### EXERCISE
Compile every line that includes the word "after".

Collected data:
(begin)

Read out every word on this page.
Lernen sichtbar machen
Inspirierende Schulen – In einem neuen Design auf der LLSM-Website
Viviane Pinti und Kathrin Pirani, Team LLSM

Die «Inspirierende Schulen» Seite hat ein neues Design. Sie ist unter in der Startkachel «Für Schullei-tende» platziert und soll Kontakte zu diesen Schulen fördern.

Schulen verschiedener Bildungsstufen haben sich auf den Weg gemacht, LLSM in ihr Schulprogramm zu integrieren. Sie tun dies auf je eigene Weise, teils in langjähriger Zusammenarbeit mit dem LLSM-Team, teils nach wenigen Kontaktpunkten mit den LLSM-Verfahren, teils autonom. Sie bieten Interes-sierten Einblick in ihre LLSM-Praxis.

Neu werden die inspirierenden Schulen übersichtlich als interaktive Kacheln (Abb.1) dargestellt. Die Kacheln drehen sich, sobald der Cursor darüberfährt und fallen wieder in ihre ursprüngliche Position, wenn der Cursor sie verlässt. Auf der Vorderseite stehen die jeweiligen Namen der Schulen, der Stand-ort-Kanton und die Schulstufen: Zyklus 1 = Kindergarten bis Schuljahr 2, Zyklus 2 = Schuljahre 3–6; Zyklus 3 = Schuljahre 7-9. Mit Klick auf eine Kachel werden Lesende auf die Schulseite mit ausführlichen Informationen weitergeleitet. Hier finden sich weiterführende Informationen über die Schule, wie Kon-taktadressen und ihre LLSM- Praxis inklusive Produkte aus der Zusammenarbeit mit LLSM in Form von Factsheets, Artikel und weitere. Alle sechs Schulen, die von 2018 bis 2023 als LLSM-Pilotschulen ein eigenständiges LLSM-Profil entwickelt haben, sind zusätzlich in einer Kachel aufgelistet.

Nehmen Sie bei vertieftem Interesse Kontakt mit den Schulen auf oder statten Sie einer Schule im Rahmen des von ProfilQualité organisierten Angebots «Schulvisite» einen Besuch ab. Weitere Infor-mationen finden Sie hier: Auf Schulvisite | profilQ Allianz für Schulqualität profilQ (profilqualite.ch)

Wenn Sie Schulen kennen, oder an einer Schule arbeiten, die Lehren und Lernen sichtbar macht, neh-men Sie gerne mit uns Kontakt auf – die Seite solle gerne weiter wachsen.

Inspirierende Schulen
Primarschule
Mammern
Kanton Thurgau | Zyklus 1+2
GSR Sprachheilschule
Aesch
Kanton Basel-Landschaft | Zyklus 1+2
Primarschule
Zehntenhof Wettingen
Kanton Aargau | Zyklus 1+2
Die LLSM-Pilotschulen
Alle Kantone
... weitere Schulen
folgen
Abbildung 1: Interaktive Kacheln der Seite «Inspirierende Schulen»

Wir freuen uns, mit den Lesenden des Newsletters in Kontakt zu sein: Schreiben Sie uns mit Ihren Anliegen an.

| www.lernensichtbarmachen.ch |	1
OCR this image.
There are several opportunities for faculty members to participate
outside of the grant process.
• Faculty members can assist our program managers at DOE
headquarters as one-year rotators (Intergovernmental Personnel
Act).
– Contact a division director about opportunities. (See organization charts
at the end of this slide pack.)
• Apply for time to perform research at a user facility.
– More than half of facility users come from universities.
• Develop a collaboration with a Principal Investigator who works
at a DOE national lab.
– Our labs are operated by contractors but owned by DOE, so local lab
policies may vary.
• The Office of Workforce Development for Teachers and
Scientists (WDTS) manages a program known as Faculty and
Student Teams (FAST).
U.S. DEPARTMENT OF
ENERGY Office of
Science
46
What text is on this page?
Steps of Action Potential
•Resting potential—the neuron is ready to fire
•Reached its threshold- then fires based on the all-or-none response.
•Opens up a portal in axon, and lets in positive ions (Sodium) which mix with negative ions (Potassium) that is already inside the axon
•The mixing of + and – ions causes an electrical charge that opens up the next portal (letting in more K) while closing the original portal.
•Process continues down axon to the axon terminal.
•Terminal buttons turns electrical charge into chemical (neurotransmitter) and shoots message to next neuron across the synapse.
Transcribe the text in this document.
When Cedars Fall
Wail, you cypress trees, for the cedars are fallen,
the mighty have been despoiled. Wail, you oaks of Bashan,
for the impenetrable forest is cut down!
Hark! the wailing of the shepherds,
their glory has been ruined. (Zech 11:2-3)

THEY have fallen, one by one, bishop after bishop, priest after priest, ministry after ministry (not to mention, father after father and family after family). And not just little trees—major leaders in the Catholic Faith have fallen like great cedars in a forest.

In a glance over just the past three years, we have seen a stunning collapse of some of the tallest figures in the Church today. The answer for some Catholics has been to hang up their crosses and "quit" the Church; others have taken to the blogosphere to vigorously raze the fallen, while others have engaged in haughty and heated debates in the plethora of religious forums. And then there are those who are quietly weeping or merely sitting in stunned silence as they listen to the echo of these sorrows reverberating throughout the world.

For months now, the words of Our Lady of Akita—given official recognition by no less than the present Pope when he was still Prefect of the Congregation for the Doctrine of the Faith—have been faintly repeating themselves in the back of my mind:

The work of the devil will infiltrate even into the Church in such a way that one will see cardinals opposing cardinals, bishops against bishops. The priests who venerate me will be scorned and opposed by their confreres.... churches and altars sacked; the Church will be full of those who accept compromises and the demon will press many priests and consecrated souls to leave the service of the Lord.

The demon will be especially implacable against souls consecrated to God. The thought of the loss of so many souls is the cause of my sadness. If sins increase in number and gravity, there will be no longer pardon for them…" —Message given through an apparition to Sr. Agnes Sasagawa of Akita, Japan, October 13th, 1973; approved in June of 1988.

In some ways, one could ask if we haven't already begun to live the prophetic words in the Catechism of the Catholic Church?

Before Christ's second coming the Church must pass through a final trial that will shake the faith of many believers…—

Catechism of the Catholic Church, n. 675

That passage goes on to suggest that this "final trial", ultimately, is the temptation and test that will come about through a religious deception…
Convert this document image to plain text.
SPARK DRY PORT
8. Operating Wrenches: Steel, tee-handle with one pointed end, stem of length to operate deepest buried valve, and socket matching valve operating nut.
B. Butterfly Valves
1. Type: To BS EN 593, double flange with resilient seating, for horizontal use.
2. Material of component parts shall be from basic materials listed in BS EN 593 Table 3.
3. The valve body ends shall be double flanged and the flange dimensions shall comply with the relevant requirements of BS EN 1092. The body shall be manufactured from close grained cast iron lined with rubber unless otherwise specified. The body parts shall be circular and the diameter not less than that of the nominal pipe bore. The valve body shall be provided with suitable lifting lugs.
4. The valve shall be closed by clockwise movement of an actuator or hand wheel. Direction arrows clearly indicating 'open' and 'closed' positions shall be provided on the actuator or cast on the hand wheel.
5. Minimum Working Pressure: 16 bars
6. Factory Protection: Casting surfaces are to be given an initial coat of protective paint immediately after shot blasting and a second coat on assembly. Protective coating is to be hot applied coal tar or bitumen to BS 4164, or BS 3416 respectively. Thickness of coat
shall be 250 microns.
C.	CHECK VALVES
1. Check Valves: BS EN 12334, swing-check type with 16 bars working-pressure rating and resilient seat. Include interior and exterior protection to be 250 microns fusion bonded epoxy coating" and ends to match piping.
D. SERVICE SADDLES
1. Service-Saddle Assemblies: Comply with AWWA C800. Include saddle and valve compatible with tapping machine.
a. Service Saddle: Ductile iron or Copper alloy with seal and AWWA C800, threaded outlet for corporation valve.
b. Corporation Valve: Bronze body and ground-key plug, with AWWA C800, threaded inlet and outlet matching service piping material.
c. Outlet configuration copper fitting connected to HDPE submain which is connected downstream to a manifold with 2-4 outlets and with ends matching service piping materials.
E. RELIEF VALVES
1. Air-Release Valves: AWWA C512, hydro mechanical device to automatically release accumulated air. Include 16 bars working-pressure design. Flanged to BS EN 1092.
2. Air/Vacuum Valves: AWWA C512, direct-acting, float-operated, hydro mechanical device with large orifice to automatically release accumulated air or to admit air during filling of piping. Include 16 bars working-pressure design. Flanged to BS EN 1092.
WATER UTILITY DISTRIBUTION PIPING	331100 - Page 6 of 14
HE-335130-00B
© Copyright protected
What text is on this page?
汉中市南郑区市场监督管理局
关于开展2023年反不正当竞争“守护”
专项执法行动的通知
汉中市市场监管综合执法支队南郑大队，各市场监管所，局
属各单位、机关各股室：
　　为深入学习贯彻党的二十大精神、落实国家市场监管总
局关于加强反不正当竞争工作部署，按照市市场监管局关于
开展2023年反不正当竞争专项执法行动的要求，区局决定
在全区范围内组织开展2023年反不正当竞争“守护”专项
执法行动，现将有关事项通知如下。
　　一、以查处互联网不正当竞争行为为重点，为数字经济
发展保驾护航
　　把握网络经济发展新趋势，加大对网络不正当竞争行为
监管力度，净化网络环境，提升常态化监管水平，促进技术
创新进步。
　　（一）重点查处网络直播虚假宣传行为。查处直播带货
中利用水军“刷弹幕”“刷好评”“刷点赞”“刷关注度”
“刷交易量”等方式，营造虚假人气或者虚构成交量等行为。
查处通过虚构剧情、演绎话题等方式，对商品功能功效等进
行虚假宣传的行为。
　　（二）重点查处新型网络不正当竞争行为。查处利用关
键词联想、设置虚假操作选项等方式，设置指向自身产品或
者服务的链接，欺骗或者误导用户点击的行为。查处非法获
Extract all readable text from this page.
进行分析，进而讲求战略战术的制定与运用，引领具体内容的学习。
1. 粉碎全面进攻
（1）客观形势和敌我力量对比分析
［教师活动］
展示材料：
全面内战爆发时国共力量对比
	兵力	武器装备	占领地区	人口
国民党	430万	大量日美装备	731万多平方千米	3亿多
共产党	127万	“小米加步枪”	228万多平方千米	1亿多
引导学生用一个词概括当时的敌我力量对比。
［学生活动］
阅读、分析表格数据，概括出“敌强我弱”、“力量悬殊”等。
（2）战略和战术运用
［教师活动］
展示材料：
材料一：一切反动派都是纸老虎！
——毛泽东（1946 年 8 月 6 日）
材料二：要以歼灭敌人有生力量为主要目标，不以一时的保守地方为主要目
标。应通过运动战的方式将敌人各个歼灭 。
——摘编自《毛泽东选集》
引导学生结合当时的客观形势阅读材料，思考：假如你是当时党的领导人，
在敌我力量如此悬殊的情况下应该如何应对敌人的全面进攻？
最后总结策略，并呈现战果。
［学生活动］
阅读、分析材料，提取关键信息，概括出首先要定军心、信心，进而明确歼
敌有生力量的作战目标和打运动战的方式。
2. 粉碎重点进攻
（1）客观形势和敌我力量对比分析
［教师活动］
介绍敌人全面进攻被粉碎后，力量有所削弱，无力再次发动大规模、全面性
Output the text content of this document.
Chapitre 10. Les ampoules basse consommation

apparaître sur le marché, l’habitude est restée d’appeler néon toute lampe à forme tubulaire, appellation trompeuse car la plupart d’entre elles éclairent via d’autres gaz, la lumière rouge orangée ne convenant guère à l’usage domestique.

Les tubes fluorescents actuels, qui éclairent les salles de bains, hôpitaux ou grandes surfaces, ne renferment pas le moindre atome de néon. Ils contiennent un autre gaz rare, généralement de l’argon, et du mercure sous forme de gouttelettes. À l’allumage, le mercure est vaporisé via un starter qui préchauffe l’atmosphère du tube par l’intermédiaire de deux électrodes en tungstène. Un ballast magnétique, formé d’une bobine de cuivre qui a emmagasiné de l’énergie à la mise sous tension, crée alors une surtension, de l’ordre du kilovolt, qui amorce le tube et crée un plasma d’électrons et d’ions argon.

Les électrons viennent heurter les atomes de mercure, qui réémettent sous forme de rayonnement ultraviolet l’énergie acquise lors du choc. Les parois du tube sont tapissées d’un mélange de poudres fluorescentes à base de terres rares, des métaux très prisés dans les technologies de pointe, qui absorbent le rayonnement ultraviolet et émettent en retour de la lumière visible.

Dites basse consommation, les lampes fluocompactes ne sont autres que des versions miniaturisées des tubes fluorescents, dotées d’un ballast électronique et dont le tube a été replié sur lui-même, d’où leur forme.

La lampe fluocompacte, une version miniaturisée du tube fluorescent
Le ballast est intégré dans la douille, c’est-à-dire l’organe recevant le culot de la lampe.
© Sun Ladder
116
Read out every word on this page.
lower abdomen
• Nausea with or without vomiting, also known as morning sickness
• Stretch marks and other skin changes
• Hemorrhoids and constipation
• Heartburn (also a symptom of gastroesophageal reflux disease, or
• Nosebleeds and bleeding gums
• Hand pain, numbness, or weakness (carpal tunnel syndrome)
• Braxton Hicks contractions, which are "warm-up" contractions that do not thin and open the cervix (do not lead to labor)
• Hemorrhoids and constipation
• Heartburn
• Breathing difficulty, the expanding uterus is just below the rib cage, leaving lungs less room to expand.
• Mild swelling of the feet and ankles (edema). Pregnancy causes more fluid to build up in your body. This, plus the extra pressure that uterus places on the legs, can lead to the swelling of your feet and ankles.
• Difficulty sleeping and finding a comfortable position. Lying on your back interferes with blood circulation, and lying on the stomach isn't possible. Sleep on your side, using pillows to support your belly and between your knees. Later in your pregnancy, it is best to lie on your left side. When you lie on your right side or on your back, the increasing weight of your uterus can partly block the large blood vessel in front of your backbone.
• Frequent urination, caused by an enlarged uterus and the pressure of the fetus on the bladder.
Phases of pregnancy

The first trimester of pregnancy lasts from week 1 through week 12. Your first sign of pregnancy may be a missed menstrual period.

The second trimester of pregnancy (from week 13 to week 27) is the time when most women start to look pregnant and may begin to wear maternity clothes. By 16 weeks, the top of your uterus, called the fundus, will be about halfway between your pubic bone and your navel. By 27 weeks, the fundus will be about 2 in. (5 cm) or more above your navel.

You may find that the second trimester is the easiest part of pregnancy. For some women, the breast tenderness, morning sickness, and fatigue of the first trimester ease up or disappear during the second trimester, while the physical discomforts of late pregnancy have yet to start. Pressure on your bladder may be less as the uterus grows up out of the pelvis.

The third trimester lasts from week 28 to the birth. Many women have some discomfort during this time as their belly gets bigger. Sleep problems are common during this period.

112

(end)

### RIGHT ANSWER
THEY have fallen, one by one, bishop after bishop, priest after priest, ministry after ministry (not to mention, father after father and family after family). And not just little trees—major leaders in the Catholic Faith have fallen like great cedars in a forest.
6. Factory Protection: Casting surfaces are to be given an initial coat of protective paint immediately after shot blasting and a second coat on assembly. Protective coating is to be hot applied coal tar or bitumen to BS 4164, or BS 3416 respectively. Thickness of coat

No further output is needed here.